* _Requirement_: Some lines in the listing below may include the string "JSON". How many are there? Give only the number.

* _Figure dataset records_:
————————

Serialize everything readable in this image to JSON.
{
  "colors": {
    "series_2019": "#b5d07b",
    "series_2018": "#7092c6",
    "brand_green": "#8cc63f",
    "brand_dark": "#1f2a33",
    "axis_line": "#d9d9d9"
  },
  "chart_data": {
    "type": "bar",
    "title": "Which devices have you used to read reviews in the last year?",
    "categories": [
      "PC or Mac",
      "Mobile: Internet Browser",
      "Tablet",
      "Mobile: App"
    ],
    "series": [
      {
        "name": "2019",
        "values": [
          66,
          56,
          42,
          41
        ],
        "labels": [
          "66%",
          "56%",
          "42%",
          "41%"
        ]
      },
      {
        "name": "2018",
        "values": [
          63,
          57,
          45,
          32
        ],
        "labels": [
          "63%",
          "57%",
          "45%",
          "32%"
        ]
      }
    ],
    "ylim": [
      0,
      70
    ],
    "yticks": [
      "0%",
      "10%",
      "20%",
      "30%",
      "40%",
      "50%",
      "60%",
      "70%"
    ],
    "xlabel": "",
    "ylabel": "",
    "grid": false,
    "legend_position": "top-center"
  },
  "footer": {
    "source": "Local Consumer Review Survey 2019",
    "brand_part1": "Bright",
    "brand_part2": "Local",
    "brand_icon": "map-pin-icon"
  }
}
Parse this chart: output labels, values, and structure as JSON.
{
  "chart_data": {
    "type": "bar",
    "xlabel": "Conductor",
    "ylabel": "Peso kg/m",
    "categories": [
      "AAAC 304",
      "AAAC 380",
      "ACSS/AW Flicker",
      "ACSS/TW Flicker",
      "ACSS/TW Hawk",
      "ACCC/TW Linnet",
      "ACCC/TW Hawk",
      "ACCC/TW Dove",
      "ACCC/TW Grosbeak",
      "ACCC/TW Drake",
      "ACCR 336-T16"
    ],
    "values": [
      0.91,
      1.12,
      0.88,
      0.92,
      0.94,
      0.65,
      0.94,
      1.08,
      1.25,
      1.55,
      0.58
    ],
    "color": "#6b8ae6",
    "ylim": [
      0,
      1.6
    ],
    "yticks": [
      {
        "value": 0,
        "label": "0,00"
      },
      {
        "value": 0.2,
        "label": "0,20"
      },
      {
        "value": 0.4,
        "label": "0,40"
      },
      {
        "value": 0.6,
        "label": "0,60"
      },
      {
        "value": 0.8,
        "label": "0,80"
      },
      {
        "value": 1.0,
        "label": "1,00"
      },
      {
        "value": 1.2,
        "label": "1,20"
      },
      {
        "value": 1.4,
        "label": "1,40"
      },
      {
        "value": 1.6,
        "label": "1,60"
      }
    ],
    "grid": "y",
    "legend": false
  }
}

————————

* _Answer to this problem_: 2